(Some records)
<<<<

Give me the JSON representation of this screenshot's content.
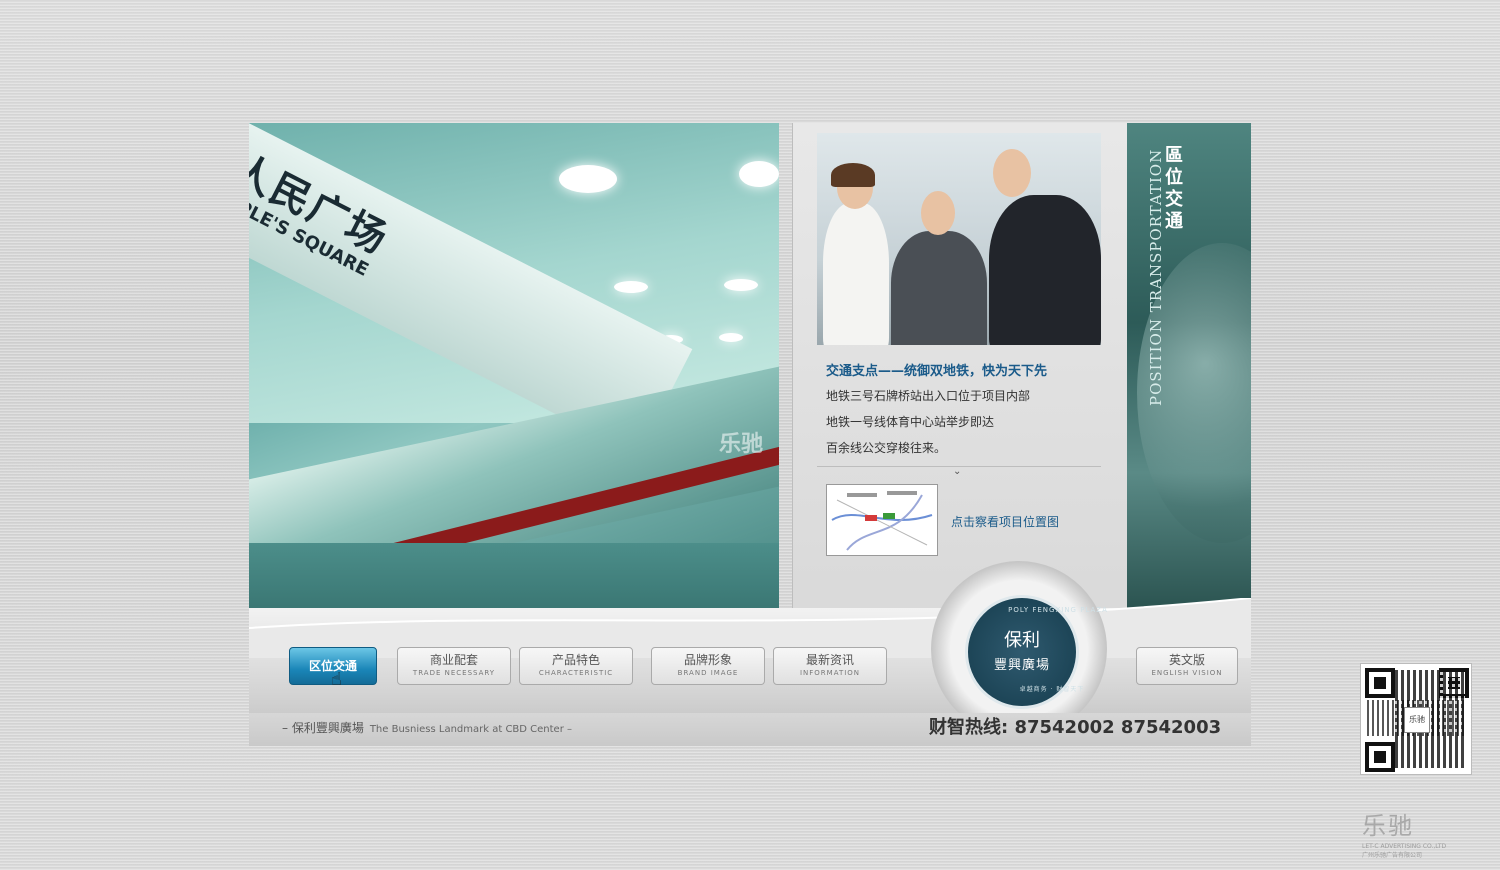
{
  "hero": {
    "sign_cn": "人民广场",
    "sign_en": "PEOPLE'S SQUARE",
    "watermark": "乐驰"
  },
  "middle": {
    "title": "交通支点——统御双地铁，快为天下先",
    "lines": [
      "地铁三号石牌桥站出入口位于项目内部",
      "地铁一号线体育中心站举步即达",
      "百余线公交穿梭往来。"
    ],
    "arrow_icon": "chevron-down-icon",
    "map_link": "点击察看项目位置图"
  },
  "side": {
    "title_cn": "區位交通",
    "title_en": "POSITION TRANSPORTATION"
  },
  "nav": {
    "items": [
      {
        "cn": "区位交通",
        "en": ""
      },
      {
        "cn": "商业配套",
        "en": "TRADE NECESSARY"
      },
      {
        "cn": "产品特色",
        "en": "CHARACTERISTIC"
      },
      {
        "cn": "品牌形象",
        "en": "BRAND IMAGE"
      },
      {
        "cn": "最新资讯",
        "en": "INFORMATION"
      },
      {
        "cn": "英文版",
        "en": "ENGLISH VISION"
      }
    ]
  },
  "logo": {
    "ring_top": "POLY FENGXING PLAZA",
    "cn1": "保利",
    "cn2": "豐興廣場",
    "ring_bottom": "卓越商务 · 财智天下"
  },
  "footer": {
    "slogan_cn": "– 保利豐興廣場",
    "slogan_en": "The Busniess Landmark at CBD Center –",
    "hotline": "财智热线: 87542002  87542003"
  },
  "brand": {
    "mark": "乐驰",
    "line1": "LET-C ADVERTISING CO.,LTD",
    "line2": "广州乐驰广告有限公司"
  },
  "colors": {
    "accent_blue": "#1a86b8",
    "title_blue": "#1b5b8a",
    "teal": "#2d5b58"
  }
}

>>>>

Exercise:
Give back the entries verbatim. Do not include any picture.

Solution to this task:
Give me the JSON representation of this screenshot's content.
{
  "hero": {
    "sign_cn": "人民广场",
    "sign_en": "PEOPLE'S SQUARE",
    "watermark": "乐驰"
  },
  "middle": {
    "title": "交通支点——统御双地铁，快为天下先",
    "lines": [
      "地铁三号石牌桥站出入口位于项目内部",
      "地铁一号线体育中心站举步即达",
      "百余线公交穿梭往来。"
    ],
    "arrow_icon": "chevron-down-icon",
    "map_link": "点击察看项目位置图"
  },
  "side": {
    "title_cn": "區位交通",
    "title_en": "POSITION TRANSPORTATION"
  },
  "nav": {
    "items": [
      {
        "cn": "区位交通",
        "en": ""
      },
      {
        "cn": "商业配套",
        "en": "TRADE NECESSARY"
      },
      {
        "cn": "产品特色",
        "en": "CHARACTERISTIC"
      },
      {
        "cn": "品牌形象",
        "en": "BRAND IMAGE"
      },
      {
        "cn": "最新资讯",
        "en": "INFORMATION"
      },
      {
        "cn": "英文版",
        "en": "ENGLISH VISION"
      }
    ]
  },
  "logo": {
    "ring_top": "POLY FENGXING PLAZA",
    "cn1": "保利",
    "cn2": "豐興廣場",
    "ring_bottom": "卓越商务 · 财智天下"
  },
  "footer": {
    "slogan_cn": "– 保利豐興廣場",
    "slogan_en": "The Busniess Landmark at CBD Center –",
    "hotline": "财智热线: 87542002  87542003"
  },
  "brand": {
    "mark": "乐驰",
    "line1": "LET-C ADVERTISING CO.,LTD",
    "line2": "广州乐驰广告有限公司"
  },
  "colors": {
    "accent_blue": "#1a86b8",
    "title_blue": "#1b5b8a",
    "teal": "#2d5b58"
  }
}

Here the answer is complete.